Fragmento seleccionado:
════════
En agosto volvió a caer el consumo masivo
El consumo masivo volvió a mostrar en agosto el impacto brutal del plan económico del gobierno de Javier Milei. Según el relevamiento de la consultora Scentia, las ventas cayeron un 1,9 por ciento respecto de julio, golpeando principalmente a los comercios de cercanía: kioscos, almacenes, farmacias y autoservicios, es decir, los espacios donde la mayoría de la población abastece sus hogares.
El contraste es evidente: mientras las cadenas de supermercados y el e-commerce registraron subas de 2,2 y 5,2 por ciento respectivamente, los pequeños comercios barriales —donde se compra la leche, la carne, el pan, lo indispensable para sobrevivir— se hundieron en rojo. En particular, kioscos y almacenes retrocedieron un 4,4 por ciento; los autoservicios, 2,2; y las farmacias, 2,6. Hasta los mayoristas, que suelen servir de refugio en tiempos de crisis, tuvieron una baja del 0,9.
El informe de la Universidad de Palermo confirma la misma tendencia: el consumo privado se redujo 3,2 por ciento en agosto frente a julio. Si bien la comparación interanual muestra un repunte del 5,5 por ciento, el dato clave es que el freno llegó tras dos meses de subas consecutivas. La señal es clara: el “rebote” post-crisis no alcanza para sostener los niveles de compra básicos.
════════
Tareas a realizar:
**A.** En el texto sobre la caída del consumo masivo, ¿cuánto retrocedieron kioscos y almacenes en agosto?
**B.** Prosigue el texto sobre la caída del consumo masivo en agosto desde su última oración.
════════
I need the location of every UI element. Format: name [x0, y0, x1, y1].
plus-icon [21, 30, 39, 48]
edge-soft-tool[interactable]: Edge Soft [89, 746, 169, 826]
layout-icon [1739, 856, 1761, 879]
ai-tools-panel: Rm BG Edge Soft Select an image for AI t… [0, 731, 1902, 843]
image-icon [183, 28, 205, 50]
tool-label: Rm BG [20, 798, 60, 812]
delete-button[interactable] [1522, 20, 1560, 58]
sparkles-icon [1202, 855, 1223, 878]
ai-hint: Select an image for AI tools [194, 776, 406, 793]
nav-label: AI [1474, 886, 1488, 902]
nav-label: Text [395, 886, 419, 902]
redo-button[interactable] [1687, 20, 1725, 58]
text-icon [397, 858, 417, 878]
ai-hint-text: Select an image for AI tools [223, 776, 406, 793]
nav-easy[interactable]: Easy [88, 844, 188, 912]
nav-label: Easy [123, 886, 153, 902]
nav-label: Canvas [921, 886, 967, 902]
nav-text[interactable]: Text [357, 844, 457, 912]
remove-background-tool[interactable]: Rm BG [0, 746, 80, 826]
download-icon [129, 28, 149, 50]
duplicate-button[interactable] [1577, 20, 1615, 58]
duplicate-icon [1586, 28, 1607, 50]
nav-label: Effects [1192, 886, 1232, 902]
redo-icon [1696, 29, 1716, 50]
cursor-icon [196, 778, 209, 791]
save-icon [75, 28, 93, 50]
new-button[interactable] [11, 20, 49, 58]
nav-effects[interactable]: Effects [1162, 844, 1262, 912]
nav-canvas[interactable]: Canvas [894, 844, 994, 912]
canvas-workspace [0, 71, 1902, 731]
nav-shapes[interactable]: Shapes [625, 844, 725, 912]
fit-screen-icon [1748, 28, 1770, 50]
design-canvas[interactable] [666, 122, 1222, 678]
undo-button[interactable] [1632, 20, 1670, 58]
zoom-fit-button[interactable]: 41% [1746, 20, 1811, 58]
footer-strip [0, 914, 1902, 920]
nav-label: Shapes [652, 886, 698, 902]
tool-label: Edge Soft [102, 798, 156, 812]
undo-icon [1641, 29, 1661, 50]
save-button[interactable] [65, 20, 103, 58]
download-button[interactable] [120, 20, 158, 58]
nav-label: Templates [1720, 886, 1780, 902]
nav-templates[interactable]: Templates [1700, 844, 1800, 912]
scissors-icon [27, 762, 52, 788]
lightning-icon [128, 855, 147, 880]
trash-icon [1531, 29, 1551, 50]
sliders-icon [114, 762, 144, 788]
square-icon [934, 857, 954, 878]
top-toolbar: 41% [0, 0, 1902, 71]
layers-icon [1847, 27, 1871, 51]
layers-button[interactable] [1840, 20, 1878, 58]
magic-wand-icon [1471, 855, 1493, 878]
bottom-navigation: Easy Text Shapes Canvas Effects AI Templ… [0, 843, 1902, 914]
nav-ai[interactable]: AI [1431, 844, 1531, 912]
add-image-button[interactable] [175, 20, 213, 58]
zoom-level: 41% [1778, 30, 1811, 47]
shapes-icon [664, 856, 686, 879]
════════
Resultados esperados:
**A.** Un 4,4 por ciento.

**B.**
El análisis de Gabriel Foglia, decano de la Facultad de Negocios de la UP, fue elocuente: “Agosto muestra ritmos distintos según el sector. Mientras autos y durables sostienen la expansión, en servicios y consumo masivo se advierten retrocesos”. Traducido: los sectores acomodados todavía pueden acceder a un cero kilómetro o a bienes suntuarios, pero los laburantes resignamos carne, frutas, leche y medicamentos para que el sueldo estire hasta fin de mes.
El telón de fondo es un 2024 devastador, con una caída de 15 por ciento en el consumo masivo. Aun con los números positivos acumulados en 2025 (1,2 por ciento), la recuperación está lejos de compensar semejante desplome. El Presupuesto 2026 que Milei envió al Congreso proyecta un crecimiento del 4,9 por ciento en el consumo, aunque incluso los analistas más optimistas dudan que eso suceda. Y, de cumplirse, no alcanzaría para recuperar el terreno perdido.
El problema no es técnico, sino político: bajo el eufemismo de “ajuste”, lo que se ejecuta es una transferencia sistemática de recursos desde los bolsillos populares hacia los grupos económicos concentrados que dominan la producción y el comercio. Se trata del mismo plan de primarización, desguace y saqueo que los monopolios vienen imponiendo, ahora con un gobierno que funciona como su ejecutor dócil.
Cuando se dice que “baja el consumo” no se habla de una estadística abstracta: son los litros de leche que los niños dejan de tomar, los kilos de carne que desaparecen de la mesa, los remedios que no se compran. Es el hambre que se pretende naturalizar como parte de la vida cotidiana.
Pero en paralelo, en cada esquina de los barrios, en los lugares de trabajo, en la bronca que se acumula contra este modelo, crece también el germen de la resistencia. Porque el ajuste no es una fatalidad económica, sino una decisión política que beneficia a los de arriba y empobrece a los de abajo. Y en esa disputa se juega, una vez más, el futuro del país.